1. A handheld computing device comprising:

a receiver capable of receiving voice communications;
a speaker coupled to the receiver, wherein the speaker is capable of outputting the voice communications as audible speech;
a speech-to-text processor coupled to the receiver, wherein the speech-to-text processor is capable of converting the voice communications to text; and
a display coupled to the speech-to-text processor, wherein the display is capable of displaying the text corresponding to the voice communications.

2. The handheld computing device of claim 1 wherein the receiver is capable of receiving the voice communications in digital and analog formats.

3. The handheld computing device of claim 1 wherein the receiver comprises a cellular modem integrated into the handheld computing device.

4. The handheld computing device of claim 1 wherein the handheld computing device is coupled to a cellular telephone, and the cellular telephone provides the voice communications to the receiver.

5. The handheld computing device of claim 1, wherein the voice communications are in digital format, and further comprising a digital-to-analog converter capable of converting the digital voice communications to analog signals compatible with the speaker.

6. The handheld computing device of claim 1 wherein the speech-to-text processor comprises one of: software capable of being executed by a microprocessor from a memory and an integrated circuit chip.

7. The handheld computing device of claim 1, further comprising an input/output device coupled to the display and capable of receiving input.

**Required work**
1) Show every line of the entries that contains the string "diseases".
2) Continue the claims for the handheld speech-to-text device from the point where they stop.

**Supplied entries**
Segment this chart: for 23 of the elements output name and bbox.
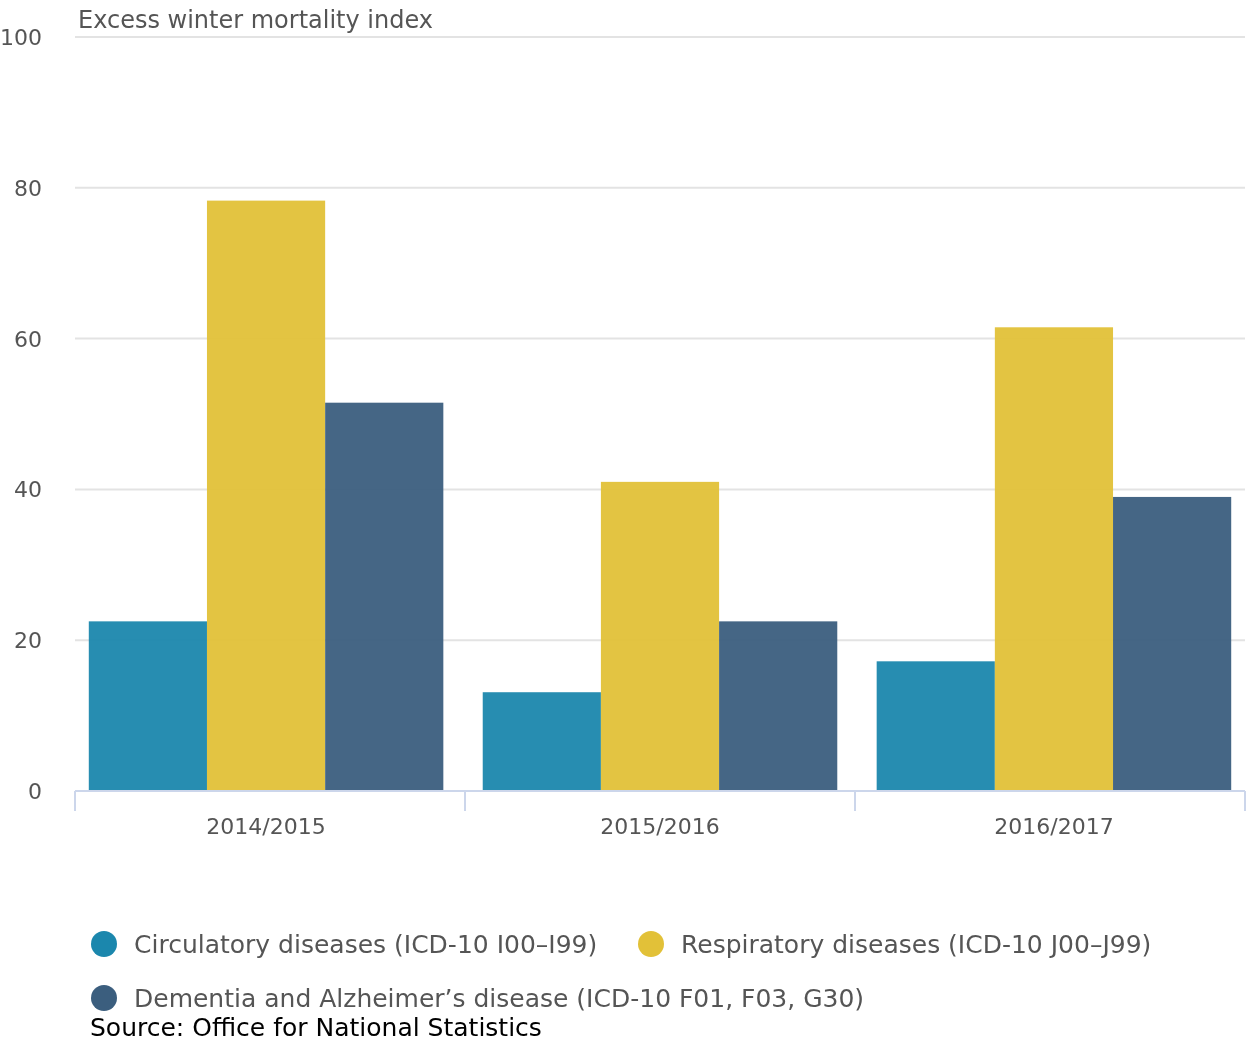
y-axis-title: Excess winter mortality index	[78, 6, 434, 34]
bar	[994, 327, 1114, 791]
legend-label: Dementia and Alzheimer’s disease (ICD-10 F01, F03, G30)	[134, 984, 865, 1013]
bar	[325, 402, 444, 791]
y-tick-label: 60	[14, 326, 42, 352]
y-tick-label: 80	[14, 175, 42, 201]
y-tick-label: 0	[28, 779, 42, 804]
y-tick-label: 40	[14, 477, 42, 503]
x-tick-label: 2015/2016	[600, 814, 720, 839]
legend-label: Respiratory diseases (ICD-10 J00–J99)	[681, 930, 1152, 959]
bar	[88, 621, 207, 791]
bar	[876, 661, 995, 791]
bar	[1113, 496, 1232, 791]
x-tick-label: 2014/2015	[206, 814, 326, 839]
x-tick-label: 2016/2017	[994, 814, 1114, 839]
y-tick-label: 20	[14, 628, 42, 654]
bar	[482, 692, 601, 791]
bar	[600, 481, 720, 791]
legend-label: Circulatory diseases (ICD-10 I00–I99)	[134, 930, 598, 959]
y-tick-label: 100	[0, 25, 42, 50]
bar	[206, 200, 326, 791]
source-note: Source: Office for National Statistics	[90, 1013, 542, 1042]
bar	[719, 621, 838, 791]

**Answers to the tasks**
1)
legend-label: Respiratory diseases (ICD-10 J00–J99)	[681, 930, 1152, 959]
legend-label: Circulatory diseases (ICD-10 I00–I99)	[134, 930, 598, 959]

2)
8. A handheld computing device comprising:

an input/output device for inputting text;
a transceiver capable of receiving and transmitting voice communications;
a speaker coupled to the transceiver, wherein the speaker is capable of outputting the received voice communications as audible speech;
a speech-to-text processor coupled to the transceiver, wherein the speech-to-text processor is capable of converting the received voice communications to text;
a display coupled to the input/output device and the speech-to-text processor, wherein the display is capable of displaying the input text and the text corresponding to the received voice communications; and
a text-to-speech processor coupled to the input/output device and the transceiver, wherein the text-to-speech processor is capable of converting the input text to speech for transmission by the transceiver.

9. The handheld computing device of claim 8 wherein the transceiver is capable of receiving and transmitting the voice communications in digital and analog formats.

10. The handheld computing device of claim 8 wherein the transceiver comprises a cellular modem integrated into the handheld computing device.

11. The handheld computing device of claim 8 wherein the handheld computing device is coupled to a cellular telephone, and the cellular telephone provides the voice communications to the receiver.

12. The handheld computing device of claim 8, wherein the voice communications are in digital format, and further comprising a digital-to-analog converter capable of converting the digital voice communications to analog signals compatible with the speaker.

13. The handheld computing device of claim 8 wherein the speech-to-text processor comprises one of: software capable of being executed by a microprocessor from a memory and an integrated circuit chip.

14. The handheld computing device of claim 8 wherein the input/output device comprises at least one of: a virtual keyboard displayed on a touch pad, a plurality of keys, and a port for coupling an external device to the handheld computing device.

15. The handheld computing device of claim 8 wherein the handheld computing device comprises a personal digital assistant.

16. A method of communicating comprising:

receiving cellular voice communications in a handheld computing device;
converting the voice communications to text; and
displaying the text on a display screen of the handheld computing device.

17. The method of claim 16, further comprising outputting the voice communications as audible speech on a speaker of the handheld computing device.

18. The method of claim 16 wherein the voice communications are received in digital and analog formats.

19. The method of claim 16, wherein the voice communications are in digital format, and further comprising converting the digital voice communications to analog signals compatible with a speaker of the handheld computing device.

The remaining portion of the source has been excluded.